## STATED EXERCISE:
Set down the data below without change, skipping the pictures it holds.

---------- PROVIDED RECORDS ----------

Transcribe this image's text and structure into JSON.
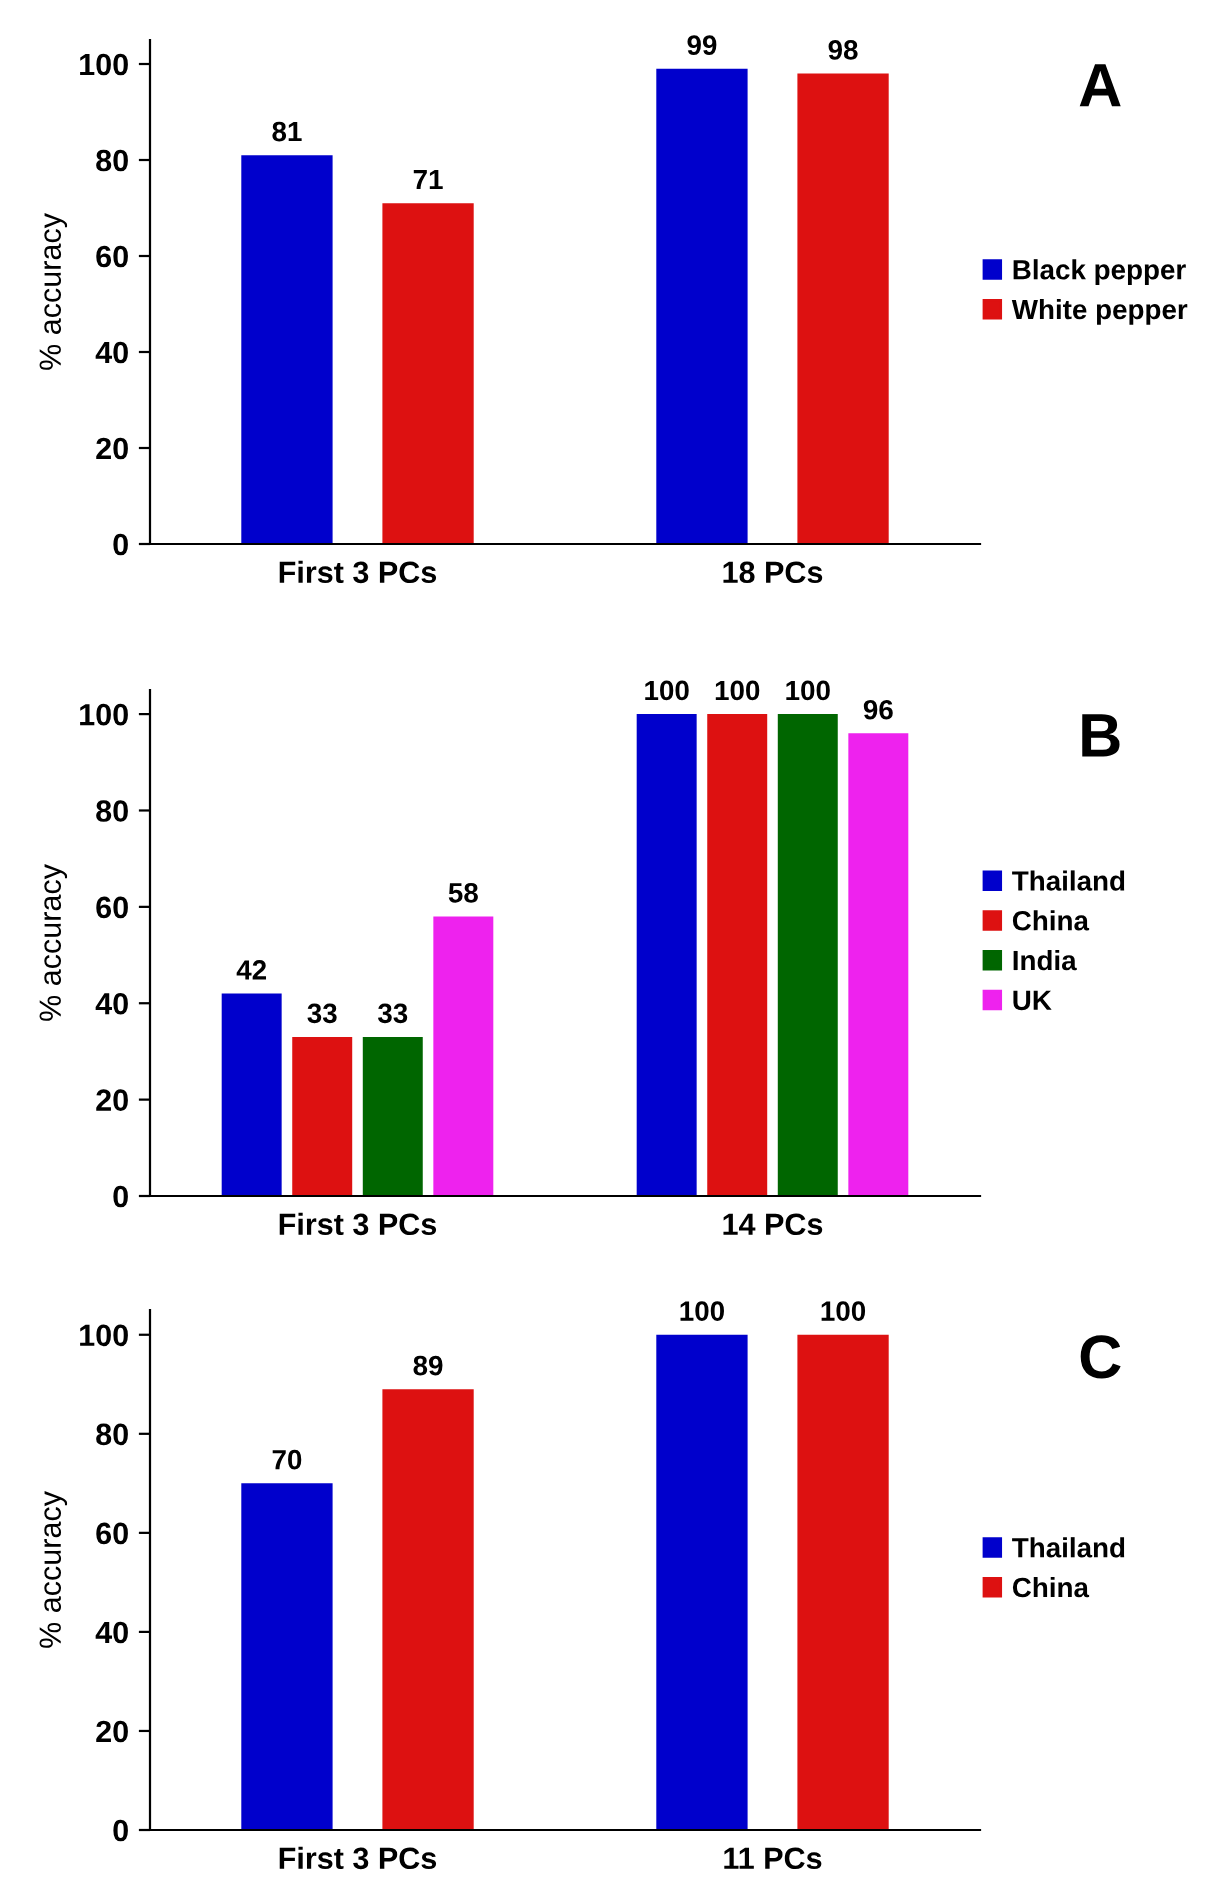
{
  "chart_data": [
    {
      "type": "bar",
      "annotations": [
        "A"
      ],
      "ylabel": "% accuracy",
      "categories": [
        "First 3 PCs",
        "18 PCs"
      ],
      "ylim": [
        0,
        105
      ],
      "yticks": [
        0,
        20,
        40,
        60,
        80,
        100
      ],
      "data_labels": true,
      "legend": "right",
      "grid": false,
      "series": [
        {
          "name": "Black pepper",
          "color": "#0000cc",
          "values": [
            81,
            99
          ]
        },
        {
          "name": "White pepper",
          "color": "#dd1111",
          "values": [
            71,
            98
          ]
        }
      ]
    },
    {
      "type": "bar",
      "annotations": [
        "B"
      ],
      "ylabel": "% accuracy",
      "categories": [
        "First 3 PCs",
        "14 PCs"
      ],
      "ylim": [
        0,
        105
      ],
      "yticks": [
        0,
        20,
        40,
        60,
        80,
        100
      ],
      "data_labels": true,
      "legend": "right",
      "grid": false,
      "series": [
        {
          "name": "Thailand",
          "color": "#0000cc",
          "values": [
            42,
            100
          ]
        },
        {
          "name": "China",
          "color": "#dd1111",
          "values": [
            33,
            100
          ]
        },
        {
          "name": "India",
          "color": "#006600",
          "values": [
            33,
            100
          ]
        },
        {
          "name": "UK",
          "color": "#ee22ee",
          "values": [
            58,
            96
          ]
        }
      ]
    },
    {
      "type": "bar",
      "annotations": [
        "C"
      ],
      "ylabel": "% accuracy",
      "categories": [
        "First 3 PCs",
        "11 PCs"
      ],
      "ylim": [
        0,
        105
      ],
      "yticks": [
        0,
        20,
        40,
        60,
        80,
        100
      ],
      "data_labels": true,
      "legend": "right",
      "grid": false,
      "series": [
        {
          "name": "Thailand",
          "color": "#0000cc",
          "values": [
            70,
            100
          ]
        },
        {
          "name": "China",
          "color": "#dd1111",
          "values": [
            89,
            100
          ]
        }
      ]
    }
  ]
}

----------

## ANSWER:
Transcribe this image's text and structure into JSON.
{
  "chart_data": [
    {
      "type": "bar",
      "annotations": [
        "A"
      ],
      "ylabel": "% accuracy",
      "categories": [
        "First 3 PCs",
        "18 PCs"
      ],
      "ylim": [
        0,
        105
      ],
      "yticks": [
        0,
        20,
        40,
        60,
        80,
        100
      ],
      "data_labels": true,
      "legend": "right",
      "grid": false,
      "series": [
        {
          "name": "Black pepper",
          "color": "#0000cc",
          "values": [
            81,
            99
          ]
        },
        {
          "name": "White pepper",
          "color": "#dd1111",
          "values": [
            71,
            98
          ]
        }
      ]
    },
    {
      "type": "bar",
      "annotations": [
        "B"
      ],
      "ylabel": "% accuracy",
      "categories": [
        "First 3 PCs",
        "14 PCs"
      ],
      "ylim": [
        0,
        105
      ],
      "yticks": [
        0,
        20,
        40,
        60,
        80,
        100
      ],
      "data_labels": true,
      "legend": "right",
      "grid": false,
      "series": [
        {
          "name": "Thailand",
          "color": "#0000cc",
          "values": [
            42,
            100
          ]
        },
        {
          "name": "China",
          "color": "#dd1111",
          "values": [
            33,
            100
          ]
        },
        {
          "name": "India",
          "color": "#006600",
          "values": [
            33,
            100
          ]
        },
        {
          "name": "UK",
          "color": "#ee22ee",
          "values": [
            58,
            96
          ]
        }
      ]
    },
    {
      "type": "bar",
      "annotations": [
        "C"
      ],
      "ylabel": "% accuracy",
      "categories": [
        "First 3 PCs",
        "11 PCs"
      ],
      "ylim": [
        0,
        105
      ],
      "yticks": [
        0,
        20,
        40,
        60,
        80,
        100
      ],
      "data_labels": true,
      "legend": "right",
      "grid": false,
      "series": [
        {
          "name": "Thailand",
          "color": "#0000cc",
          "values": [
            70,
            100
          ]
        },
        {
          "name": "China",
          "color": "#dd1111",
          "values": [
            89,
            100
          ]
        }
      ]
    }
  ]
}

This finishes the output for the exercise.